▶ **Records from a data collection**
####

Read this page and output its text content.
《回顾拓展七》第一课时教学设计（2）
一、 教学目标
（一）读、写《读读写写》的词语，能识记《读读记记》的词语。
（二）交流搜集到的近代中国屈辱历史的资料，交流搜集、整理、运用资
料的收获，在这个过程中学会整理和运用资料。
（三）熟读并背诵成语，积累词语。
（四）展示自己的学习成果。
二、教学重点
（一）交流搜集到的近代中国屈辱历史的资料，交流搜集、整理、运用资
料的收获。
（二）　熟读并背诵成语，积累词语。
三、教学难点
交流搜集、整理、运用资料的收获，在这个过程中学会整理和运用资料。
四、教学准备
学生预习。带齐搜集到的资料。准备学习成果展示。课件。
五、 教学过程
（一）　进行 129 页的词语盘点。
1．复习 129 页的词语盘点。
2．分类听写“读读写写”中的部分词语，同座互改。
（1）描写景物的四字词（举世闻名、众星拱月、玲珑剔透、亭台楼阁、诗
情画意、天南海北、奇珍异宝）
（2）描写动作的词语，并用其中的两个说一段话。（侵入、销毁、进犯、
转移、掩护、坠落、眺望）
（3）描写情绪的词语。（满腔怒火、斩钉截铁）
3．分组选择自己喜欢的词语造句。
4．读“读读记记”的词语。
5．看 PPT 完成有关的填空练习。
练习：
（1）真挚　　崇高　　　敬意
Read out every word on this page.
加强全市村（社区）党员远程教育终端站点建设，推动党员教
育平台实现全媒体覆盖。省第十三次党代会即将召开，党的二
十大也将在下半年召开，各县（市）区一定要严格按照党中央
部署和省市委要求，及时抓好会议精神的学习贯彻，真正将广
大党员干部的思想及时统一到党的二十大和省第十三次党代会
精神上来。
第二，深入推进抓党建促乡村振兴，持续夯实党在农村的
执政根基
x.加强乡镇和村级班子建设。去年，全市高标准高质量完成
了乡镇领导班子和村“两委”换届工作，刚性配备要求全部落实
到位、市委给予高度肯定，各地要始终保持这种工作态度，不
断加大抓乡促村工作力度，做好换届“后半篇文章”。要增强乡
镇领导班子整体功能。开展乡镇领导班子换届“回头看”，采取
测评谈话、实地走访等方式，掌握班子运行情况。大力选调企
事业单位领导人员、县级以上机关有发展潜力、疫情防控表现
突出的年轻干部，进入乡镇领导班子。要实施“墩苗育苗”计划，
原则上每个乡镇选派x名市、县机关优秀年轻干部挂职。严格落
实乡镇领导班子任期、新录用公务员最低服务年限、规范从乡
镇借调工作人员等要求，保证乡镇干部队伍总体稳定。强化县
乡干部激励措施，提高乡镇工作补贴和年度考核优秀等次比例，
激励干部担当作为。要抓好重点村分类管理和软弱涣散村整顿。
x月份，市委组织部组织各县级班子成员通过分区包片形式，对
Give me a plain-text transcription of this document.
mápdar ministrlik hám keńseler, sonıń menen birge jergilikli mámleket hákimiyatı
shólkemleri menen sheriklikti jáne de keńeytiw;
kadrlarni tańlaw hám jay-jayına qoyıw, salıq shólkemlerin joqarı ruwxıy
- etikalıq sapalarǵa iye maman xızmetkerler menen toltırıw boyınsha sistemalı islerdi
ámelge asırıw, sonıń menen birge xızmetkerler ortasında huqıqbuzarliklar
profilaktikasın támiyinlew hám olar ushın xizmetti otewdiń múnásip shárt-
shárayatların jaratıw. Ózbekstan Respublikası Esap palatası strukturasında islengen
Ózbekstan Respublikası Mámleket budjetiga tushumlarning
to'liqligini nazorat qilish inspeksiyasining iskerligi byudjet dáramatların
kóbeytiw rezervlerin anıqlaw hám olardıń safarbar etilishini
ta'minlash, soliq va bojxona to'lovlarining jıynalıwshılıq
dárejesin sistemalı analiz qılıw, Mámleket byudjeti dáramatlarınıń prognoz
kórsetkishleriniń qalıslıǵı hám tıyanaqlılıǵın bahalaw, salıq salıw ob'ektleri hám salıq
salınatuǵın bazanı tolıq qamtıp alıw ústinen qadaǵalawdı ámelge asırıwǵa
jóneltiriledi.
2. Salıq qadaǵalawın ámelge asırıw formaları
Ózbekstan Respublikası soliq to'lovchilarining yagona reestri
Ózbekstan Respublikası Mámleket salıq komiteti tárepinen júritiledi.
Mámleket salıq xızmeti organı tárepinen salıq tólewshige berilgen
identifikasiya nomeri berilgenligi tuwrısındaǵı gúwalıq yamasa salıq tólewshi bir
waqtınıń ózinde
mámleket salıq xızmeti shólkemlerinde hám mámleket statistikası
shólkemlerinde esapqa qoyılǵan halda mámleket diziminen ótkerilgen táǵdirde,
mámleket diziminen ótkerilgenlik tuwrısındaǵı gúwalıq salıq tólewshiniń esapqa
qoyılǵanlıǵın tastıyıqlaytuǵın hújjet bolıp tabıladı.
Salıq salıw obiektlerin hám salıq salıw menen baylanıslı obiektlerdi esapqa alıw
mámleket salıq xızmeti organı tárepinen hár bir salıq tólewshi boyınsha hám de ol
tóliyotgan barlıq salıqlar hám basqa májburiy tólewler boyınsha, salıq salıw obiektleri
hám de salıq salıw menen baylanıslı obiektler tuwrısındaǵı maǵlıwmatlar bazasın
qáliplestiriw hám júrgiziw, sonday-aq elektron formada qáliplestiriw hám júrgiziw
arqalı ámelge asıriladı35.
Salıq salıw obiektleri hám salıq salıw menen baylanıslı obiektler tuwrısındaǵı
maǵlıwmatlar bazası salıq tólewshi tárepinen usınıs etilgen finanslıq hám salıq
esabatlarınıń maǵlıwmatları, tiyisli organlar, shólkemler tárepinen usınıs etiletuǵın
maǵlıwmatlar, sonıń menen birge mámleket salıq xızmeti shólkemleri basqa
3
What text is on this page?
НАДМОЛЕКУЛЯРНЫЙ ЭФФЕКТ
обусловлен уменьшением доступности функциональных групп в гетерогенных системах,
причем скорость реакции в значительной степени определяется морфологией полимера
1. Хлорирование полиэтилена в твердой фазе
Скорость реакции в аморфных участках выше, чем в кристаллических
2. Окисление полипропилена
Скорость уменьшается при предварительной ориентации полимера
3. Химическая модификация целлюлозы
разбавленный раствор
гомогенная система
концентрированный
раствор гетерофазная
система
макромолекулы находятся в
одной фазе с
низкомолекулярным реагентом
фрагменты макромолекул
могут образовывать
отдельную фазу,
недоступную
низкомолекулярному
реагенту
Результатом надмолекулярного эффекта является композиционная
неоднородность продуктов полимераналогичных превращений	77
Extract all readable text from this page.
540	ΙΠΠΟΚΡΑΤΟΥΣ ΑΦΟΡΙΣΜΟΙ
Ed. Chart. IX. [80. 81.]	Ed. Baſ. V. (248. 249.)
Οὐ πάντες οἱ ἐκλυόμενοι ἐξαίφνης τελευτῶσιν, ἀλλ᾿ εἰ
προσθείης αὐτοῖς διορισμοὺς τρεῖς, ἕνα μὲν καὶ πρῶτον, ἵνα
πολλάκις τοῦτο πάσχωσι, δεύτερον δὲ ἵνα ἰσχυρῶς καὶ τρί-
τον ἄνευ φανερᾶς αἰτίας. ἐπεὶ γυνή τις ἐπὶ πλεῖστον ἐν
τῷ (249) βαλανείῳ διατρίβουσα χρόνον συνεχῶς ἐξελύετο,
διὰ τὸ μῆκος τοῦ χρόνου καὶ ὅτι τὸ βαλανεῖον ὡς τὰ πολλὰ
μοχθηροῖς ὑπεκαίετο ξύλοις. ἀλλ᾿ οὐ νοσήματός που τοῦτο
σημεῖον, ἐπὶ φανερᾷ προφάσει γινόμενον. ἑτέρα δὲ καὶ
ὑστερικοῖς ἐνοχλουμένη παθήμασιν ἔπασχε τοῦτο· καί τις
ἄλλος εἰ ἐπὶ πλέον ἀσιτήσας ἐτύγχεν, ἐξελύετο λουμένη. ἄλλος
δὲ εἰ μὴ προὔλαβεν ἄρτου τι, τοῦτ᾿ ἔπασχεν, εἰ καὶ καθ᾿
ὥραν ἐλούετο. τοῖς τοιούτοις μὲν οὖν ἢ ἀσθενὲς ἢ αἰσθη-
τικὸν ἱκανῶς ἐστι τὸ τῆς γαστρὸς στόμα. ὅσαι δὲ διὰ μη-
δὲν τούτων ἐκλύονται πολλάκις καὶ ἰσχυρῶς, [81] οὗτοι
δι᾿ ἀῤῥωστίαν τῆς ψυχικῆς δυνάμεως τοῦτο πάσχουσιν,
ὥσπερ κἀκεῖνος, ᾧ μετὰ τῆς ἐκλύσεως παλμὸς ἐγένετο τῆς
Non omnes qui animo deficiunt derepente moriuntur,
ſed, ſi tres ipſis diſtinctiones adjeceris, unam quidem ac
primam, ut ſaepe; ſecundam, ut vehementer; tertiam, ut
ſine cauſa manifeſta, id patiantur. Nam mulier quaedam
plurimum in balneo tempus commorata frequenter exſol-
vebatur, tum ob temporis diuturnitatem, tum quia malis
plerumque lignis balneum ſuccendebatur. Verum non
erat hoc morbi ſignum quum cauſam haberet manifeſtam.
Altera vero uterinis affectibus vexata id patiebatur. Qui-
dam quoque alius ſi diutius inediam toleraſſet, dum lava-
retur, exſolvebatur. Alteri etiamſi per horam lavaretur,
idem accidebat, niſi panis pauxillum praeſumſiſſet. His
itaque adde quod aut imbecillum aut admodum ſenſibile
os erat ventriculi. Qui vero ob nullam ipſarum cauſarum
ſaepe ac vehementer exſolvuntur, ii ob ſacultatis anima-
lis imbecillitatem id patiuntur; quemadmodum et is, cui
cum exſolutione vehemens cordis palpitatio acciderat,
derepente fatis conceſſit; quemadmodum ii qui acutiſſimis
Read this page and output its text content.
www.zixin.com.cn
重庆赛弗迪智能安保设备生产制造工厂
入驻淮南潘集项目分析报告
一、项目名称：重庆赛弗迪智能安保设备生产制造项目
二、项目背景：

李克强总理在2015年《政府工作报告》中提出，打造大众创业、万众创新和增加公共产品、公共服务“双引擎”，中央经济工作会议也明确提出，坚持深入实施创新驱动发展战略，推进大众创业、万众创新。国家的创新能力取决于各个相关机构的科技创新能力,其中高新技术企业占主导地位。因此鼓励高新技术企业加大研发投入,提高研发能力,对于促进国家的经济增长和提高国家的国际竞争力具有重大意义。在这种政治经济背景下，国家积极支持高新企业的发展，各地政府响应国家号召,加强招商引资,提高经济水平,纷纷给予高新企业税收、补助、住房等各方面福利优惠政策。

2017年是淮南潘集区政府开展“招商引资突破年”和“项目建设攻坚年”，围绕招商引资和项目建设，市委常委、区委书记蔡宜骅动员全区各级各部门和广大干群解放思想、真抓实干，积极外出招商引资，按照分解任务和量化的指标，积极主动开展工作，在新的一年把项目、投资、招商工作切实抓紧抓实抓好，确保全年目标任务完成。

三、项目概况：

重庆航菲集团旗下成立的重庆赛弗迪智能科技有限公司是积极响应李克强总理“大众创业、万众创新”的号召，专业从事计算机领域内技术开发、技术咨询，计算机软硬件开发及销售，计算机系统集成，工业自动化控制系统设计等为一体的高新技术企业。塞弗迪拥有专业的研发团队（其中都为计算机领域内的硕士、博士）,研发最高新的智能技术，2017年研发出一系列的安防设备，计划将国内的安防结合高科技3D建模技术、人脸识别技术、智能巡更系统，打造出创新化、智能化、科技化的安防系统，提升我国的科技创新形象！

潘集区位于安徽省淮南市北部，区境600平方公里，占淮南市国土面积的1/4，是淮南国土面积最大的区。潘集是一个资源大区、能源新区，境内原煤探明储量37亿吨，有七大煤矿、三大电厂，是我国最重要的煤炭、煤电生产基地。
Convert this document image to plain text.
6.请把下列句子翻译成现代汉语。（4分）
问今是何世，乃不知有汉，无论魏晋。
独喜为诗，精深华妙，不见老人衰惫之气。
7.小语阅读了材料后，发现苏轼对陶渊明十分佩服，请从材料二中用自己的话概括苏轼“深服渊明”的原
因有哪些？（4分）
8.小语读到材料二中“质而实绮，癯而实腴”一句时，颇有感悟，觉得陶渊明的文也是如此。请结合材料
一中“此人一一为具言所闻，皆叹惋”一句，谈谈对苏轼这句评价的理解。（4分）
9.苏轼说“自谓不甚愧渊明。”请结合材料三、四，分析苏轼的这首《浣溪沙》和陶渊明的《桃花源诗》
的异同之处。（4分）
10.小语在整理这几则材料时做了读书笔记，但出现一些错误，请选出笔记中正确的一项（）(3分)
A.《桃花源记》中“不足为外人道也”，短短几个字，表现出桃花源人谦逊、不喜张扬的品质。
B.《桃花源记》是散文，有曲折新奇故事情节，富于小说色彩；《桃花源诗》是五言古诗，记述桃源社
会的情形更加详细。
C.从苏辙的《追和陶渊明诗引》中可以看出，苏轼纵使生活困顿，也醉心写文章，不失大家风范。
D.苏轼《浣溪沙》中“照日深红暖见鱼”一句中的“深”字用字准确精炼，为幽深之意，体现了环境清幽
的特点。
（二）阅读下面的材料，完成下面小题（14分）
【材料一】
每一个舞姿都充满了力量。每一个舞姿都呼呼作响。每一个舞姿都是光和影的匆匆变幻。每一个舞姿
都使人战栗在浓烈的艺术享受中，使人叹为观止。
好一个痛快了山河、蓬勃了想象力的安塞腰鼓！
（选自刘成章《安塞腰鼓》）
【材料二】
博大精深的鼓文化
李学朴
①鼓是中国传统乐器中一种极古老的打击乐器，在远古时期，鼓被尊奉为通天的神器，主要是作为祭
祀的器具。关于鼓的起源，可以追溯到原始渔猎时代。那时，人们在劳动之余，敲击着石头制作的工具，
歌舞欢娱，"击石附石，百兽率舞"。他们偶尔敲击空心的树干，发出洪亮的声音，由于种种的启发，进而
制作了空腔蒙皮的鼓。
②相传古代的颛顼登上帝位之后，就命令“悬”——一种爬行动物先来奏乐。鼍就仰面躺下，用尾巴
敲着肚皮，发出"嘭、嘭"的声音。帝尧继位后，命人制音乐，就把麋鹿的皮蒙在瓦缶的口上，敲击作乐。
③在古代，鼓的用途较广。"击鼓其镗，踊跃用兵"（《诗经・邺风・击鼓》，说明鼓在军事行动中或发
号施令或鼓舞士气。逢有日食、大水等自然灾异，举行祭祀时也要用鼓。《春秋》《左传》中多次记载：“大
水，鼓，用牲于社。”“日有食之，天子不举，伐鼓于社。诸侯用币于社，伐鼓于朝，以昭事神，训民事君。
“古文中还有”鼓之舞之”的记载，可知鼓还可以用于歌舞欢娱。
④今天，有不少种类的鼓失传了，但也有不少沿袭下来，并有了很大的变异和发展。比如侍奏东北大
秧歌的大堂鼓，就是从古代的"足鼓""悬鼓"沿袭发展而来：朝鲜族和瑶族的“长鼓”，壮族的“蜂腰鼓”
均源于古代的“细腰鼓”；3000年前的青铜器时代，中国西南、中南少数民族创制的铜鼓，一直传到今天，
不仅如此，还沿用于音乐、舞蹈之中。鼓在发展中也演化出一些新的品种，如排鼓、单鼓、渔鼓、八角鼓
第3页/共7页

####

▶ **DESCRIPTION OF THE TASK**
Using the records above, copy every line that has the word "document" in it.

▶ **RESPONSE TO THIS TASK**
Give me a plain-text transcription of this document.
Convert this document image to plain text.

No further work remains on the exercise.